Collected data entries

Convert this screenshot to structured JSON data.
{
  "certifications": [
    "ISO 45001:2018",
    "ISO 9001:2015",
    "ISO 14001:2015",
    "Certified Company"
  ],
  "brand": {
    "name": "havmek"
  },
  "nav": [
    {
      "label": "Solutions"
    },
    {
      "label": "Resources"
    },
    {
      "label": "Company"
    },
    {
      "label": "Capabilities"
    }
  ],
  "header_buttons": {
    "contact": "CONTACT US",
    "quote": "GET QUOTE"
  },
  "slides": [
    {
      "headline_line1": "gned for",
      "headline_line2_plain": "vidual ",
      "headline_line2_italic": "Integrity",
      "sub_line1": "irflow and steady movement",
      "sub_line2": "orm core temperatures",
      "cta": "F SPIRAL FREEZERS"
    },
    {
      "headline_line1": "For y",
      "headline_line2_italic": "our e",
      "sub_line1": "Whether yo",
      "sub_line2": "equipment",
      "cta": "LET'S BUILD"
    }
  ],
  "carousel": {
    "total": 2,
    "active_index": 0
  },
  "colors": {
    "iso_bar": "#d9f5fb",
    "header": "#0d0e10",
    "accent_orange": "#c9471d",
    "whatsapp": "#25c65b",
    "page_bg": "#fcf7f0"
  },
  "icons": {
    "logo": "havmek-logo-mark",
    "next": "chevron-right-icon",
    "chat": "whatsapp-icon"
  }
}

• _Stated task_
Copy each record from above without leaving any out.

• _Finished task_
Convert this screenshot to structured JSON data.
{
  "certifications": [
    "ISO 45001:2018",
    "ISO 9001:2015",
    "ISO 14001:2015",
    "Certified Company"
  ],
  "brand": {
    "name": "havmek"
  },
  "nav": [
    {
      "label": "Solutions"
    },
    {
      "label": "Resources"
    },
    {
      "label": "Company"
    },
    {
      "label": "Capabilities"
    }
  ],
  "header_buttons": {
    "contact": "CONTACT US",
    "quote": "GET QUOTE"
  },
  "slides": [
    {
      "headline_line1": "gned for",
      "headline_line2_plain": "vidual ",
      "headline_line2_italic": "Integrity",
      "sub_line1": "irflow and steady movement",
      "sub_line2": "orm core temperatures",
      "cta": "F SPIRAL FREEZERS"
    },
    {
      "headline_line1": "For y",
      "headline_line2_italic": "our e",
      "sub_line1": "Whether yo",
      "sub_line2": "equipment",
      "cta": "LET'S BUILD"
    }
  ],
  "carousel": {
    "total": 2,
    "active_index": 0
  },
  "colors": {
    "iso_bar": "#d9f5fb",
    "header": "#0d0e10",
    "accent_orange": "#c9471d",
    "whatsapp": "#25c65b",
    "page_bg": "#fcf7f0"
  },
  "icons": {
    "logo": "havmek-logo-mark",
    "next": "chevron-right-icon",
    "chat": "whatsapp-icon"
  }
}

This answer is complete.